[Records from a collection of figures]
::::::::
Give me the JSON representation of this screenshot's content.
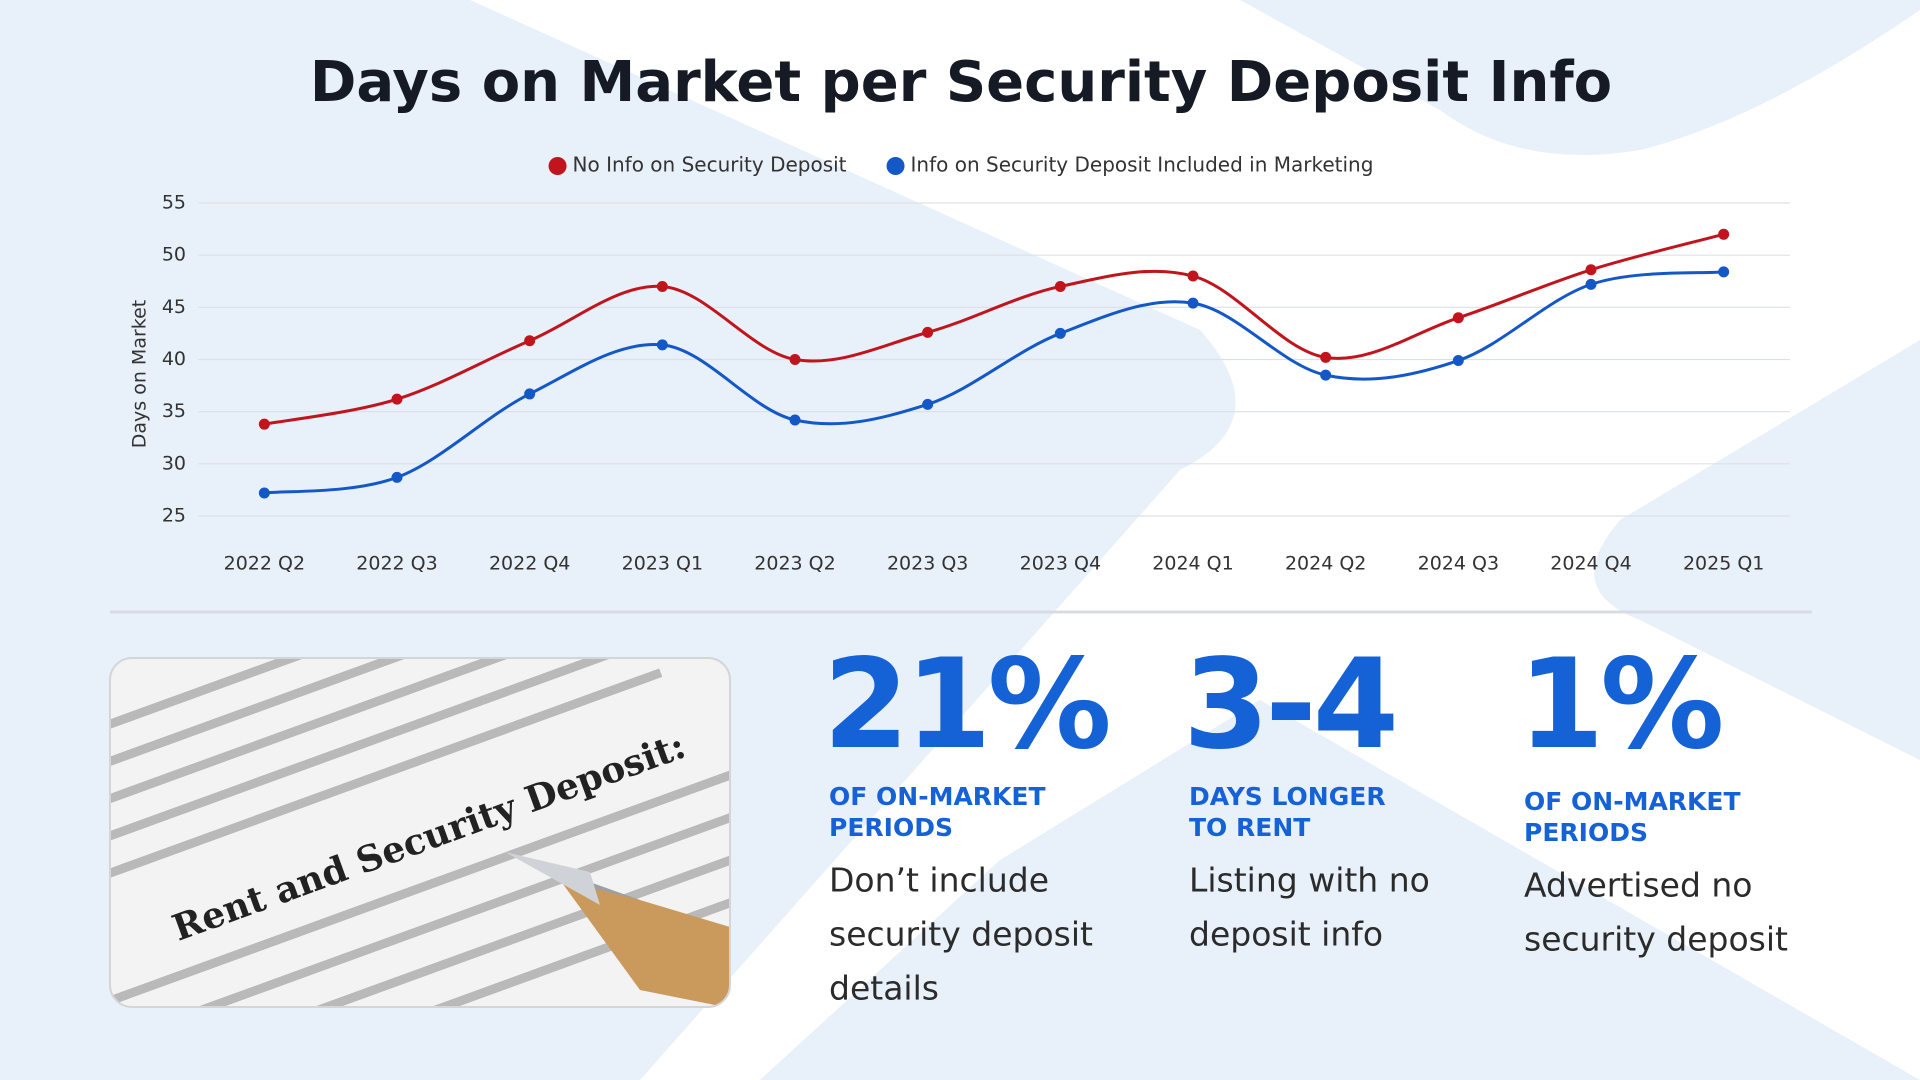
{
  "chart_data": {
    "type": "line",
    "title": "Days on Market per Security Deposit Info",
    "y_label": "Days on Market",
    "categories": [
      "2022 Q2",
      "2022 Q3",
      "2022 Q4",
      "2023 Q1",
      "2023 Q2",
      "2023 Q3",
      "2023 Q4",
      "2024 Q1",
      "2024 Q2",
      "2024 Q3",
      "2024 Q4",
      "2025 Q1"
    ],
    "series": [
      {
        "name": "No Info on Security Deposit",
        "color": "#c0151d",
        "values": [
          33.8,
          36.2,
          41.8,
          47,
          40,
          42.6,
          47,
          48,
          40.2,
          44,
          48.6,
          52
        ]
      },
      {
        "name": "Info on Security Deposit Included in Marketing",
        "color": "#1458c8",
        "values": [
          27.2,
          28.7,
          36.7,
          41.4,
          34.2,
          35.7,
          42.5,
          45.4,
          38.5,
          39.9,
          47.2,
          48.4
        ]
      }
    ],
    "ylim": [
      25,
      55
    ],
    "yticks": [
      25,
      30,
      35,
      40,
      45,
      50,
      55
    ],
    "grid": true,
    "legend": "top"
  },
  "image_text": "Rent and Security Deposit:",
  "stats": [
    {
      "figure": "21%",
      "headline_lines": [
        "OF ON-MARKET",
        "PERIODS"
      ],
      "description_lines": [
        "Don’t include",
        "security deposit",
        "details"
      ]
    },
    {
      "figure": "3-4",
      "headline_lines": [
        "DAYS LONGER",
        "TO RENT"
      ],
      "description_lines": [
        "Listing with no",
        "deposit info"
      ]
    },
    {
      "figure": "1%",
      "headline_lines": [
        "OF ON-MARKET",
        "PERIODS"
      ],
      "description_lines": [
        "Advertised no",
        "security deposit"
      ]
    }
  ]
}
::::::::
#### Task
Skip the pictures, then retype every line above exactly.

#### Output for this task
Give me the JSON representation of this screenshot's content.
{
  "chart_data": {
    "type": "line",
    "title": "Days on Market per Security Deposit Info",
    "y_label": "Days on Market",
    "categories": [
      "2022 Q2",
      "2022 Q3",
      "2022 Q4",
      "2023 Q1",
      "2023 Q2",
      "2023 Q3",
      "2023 Q4",
      "2024 Q1",
      "2024 Q2",
      "2024 Q3",
      "2024 Q4",
      "2025 Q1"
    ],
    "series": [
      {
        "name": "No Info on Security Deposit",
        "color": "#c0151d",
        "values": [
          33.8,
          36.2,
          41.8,
          47,
          40,
          42.6,
          47,
          48,
          40.2,
          44,
          48.6,
          52
        ]
      },
      {
        "name": "Info on Security Deposit Included in Marketing",
        "color": "#1458c8",
        "values": [
          27.2,
          28.7,
          36.7,
          41.4,
          34.2,
          35.7,
          42.5,
          45.4,
          38.5,
          39.9,
          47.2,
          48.4
        ]
      }
    ],
    "ylim": [
      25,
      55
    ],
    "yticks": [
      25,
      30,
      35,
      40,
      45,
      50,
      55
    ],
    "grid": true,
    "legend": "top"
  },
  "image_text": "Rent and Security Deposit:",
  "stats": [
    {
      "figure": "21%",
      "headline_lines": [
        "OF ON-MARKET",
        "PERIODS"
      ],
      "description_lines": [
        "Don’t include",
        "security deposit",
        "details"
      ]
    },
    {
      "figure": "3-4",
      "headline_lines": [
        "DAYS LONGER",
        "TO RENT"
      ],
      "description_lines": [
        "Listing with no",
        "deposit info"
      ]
    },
    {
      "figure": "1%",
      "headline_lines": [
        "OF ON-MARKET",
        "PERIODS"
      ],
      "description_lines": [
        "Advertised no",
        "security deposit"
      ]
    }
  ]
}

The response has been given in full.